Lines containing the word "chosen" are the ones to copy from the records below.

A run of records
______

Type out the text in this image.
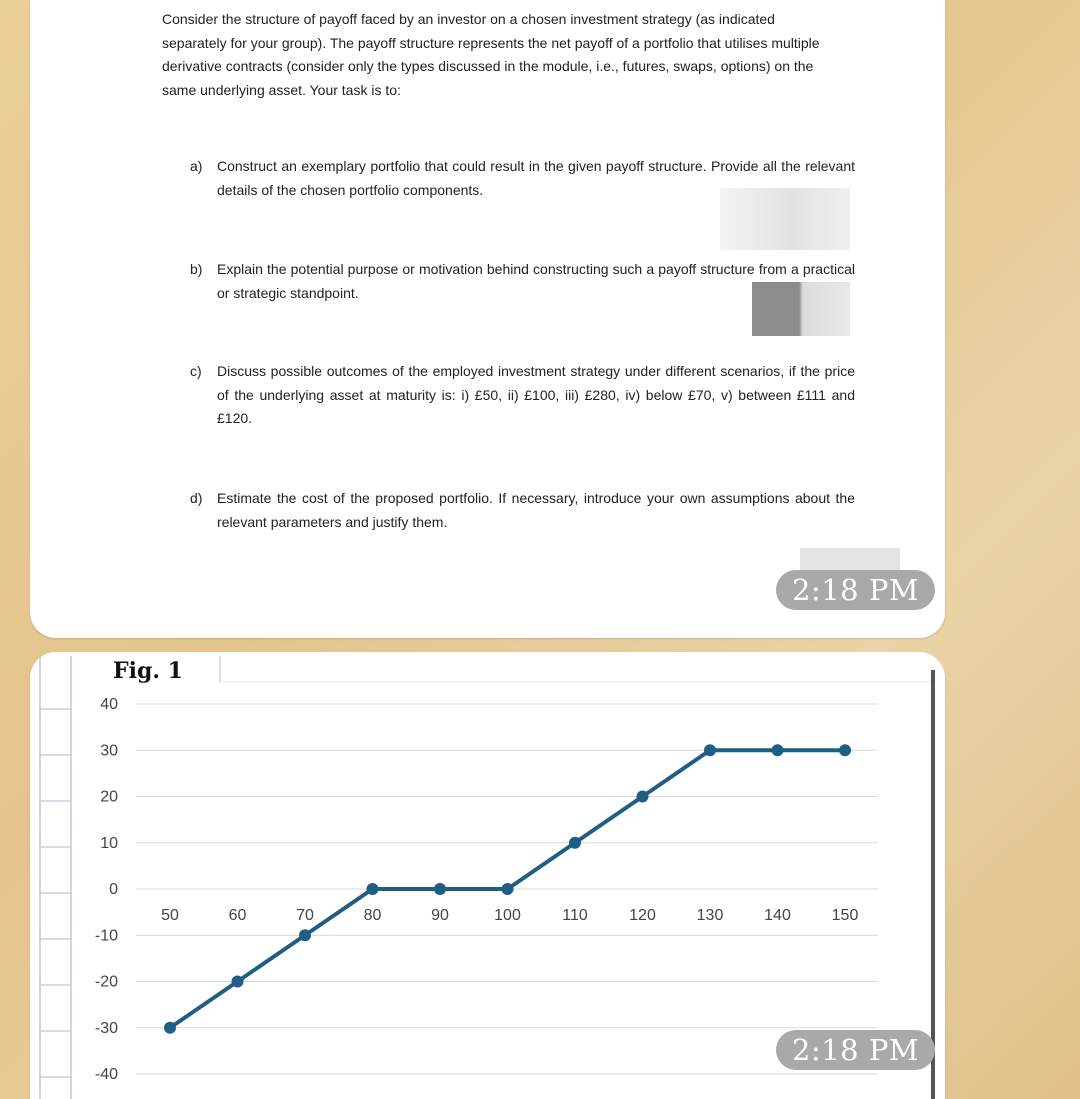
Consider the structure of payoff faced by an investor on a chosen investment strategy (as indicated separately for your group). The payoff structure represents the net payoff of a portfolio that utilises multiple derivative contracts (consider only the types discussed in the module, i.e., futures, swaps, options) on the same underlying asset. Your task is to:

a) Construct an exemplary portfolio that could result in the given payoff structure. Provide all the relevant details of the chosen portfolio components.
b) Explain the potential purpose or motivation behind constructing such a payoff structure from a practical or strategic standpoint.
c) Discuss possible outcomes of the employed investment strategy under different scenarios, if the price of the underlying asset at maturity is: i) £50, ii) £100, iii) £280, iv) below £70, v) between £111 and £120.
d) Estimate the cost of the proposed portfolio. If necessary, introduce your own assumptions about the relevant parameters and justify them.
2:18 PM
Fig. 1
40
30
20
10
0
-10
-20
-30
-40
50	60	70	80	90	100	110	120	130	140	150
2:18 PM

______

Finished exercise:
Consider the structure of payoff faced by an investor on a chosen investment strategy (as indicated separately for your group). The payoff structure represents the net payoff of a portfolio that utilises multiple derivative contracts (consider only the types discussed in the module, i.e., futures, swaps, options) on the same underlying asset. Your task is to:
a) Construct an exemplary portfolio that could result in the given payoff structure. Provide all the relevant details of the chosen portfolio components.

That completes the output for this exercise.